### Material provided

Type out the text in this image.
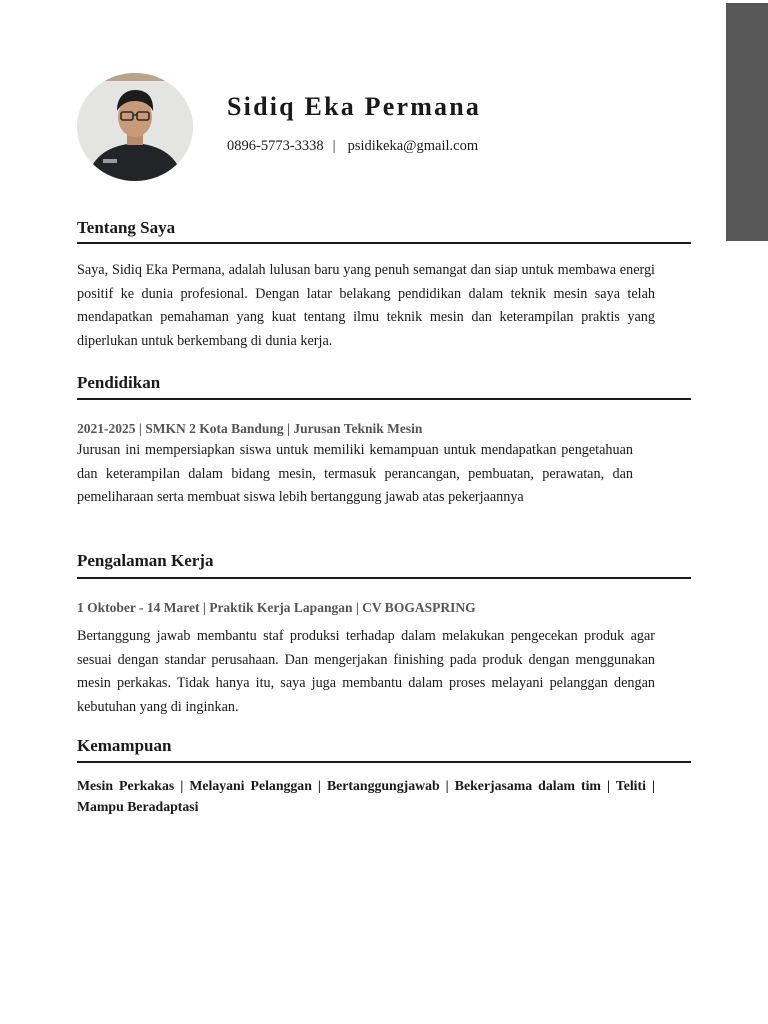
Sidiq Eka Permana
0896-5773-3338 | psidikeka@gmail.com
Tentang Saya

Saya, Sidiq Eka Permana, adalah lulusan baru yang penuh semangat dan siap untuk membawa energi positif ke dunia profesional. Dengan latar belakang pendidikan dalam teknik mesin saya telah mendapatkan pemahaman yang kuat tentang ilmu teknik mesin dan keterampilan praktis yang diperlukan untuk berkembang di dunia kerja.

Pendidikan
2021-2025 | SMKN 2 Kota Bandung | Jurusan Teknik Mesin

Jurusan ini mempersiapkan siswa untuk memiliki kemampuan untuk mendapatkan pengetahuan dan keterampilan dalam bidang mesin, termasuk perancangan, pembuatan, perawatan, dan pemeliharaan serta membuat siswa lebih bertanggung jawab atas pekerjaannya

Pengalaman Kerja
1 Oktober - 14 Maret | Praktik Kerja Lapangan | CV BOGASPRING

Bertanggung jawab membantu staf produksi terhadap dalam melakukan pengecekan produk agar sesuai dengan standar perusahaan. Dan mengerjakan finishing pada produk dengan menggunakan mesin perkakas. Tidak hanya itu, saya juga membantu dalam proses melayani pelanggan dengan kebutuhan yang di inginkan.

Kemampuan

Mesin Perkakas | Melayani Pelanggan | Bertanggungjawab | Bekerjasama dalam tim | Teliti | Mampu Beradaptasi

######

● Directive:
Repeat all the records above exactly, leaving out any pictures.

● Result:
Type out the text in this image.
Sidiq Eka Permana
0896-5773-3338 | psidikeka@gmail.com
Tentang Saya

Saya, Sidiq Eka Permana, adalah lulusan baru yang penuh semangat dan siap untuk membawa energi positif ke dunia profesional. Dengan latar belakang pendidikan dalam teknik mesin saya telah mendapatkan pemahaman yang kuat tentang ilmu teknik mesin dan keterampilan praktis yang diperlukan untuk berkembang di dunia kerja.

Pendidikan
2021-2025 | SMKN 2 Kota Bandung | Jurusan Teknik Mesin

Jurusan ini mempersiapkan siswa untuk memiliki kemampuan untuk mendapatkan pengetahuan dan keterampilan dalam bidang mesin, termasuk perancangan, pembuatan, perawatan, dan pemeliharaan serta membuat siswa lebih bertanggung jawab atas pekerjaannya

Pengalaman Kerja
1 Oktober - 14 Maret | Praktik Kerja Lapangan | CV BOGASPRING

Bertanggung jawab membantu staf produksi terhadap dalam melakukan pengecekan produk agar sesuai dengan standar perusahaan. Dan mengerjakan finishing pada produk dengan menggunakan mesin perkakas. Tidak hanya itu, saya juga membantu dalam proses melayani pelanggan dengan kebutuhan yang di inginkan.

Kemampuan

Mesin Perkakas | Melayani Pelanggan | Bertanggungjawab | Bekerjasama dalam tim | Teliti | Mampu Beradaptasi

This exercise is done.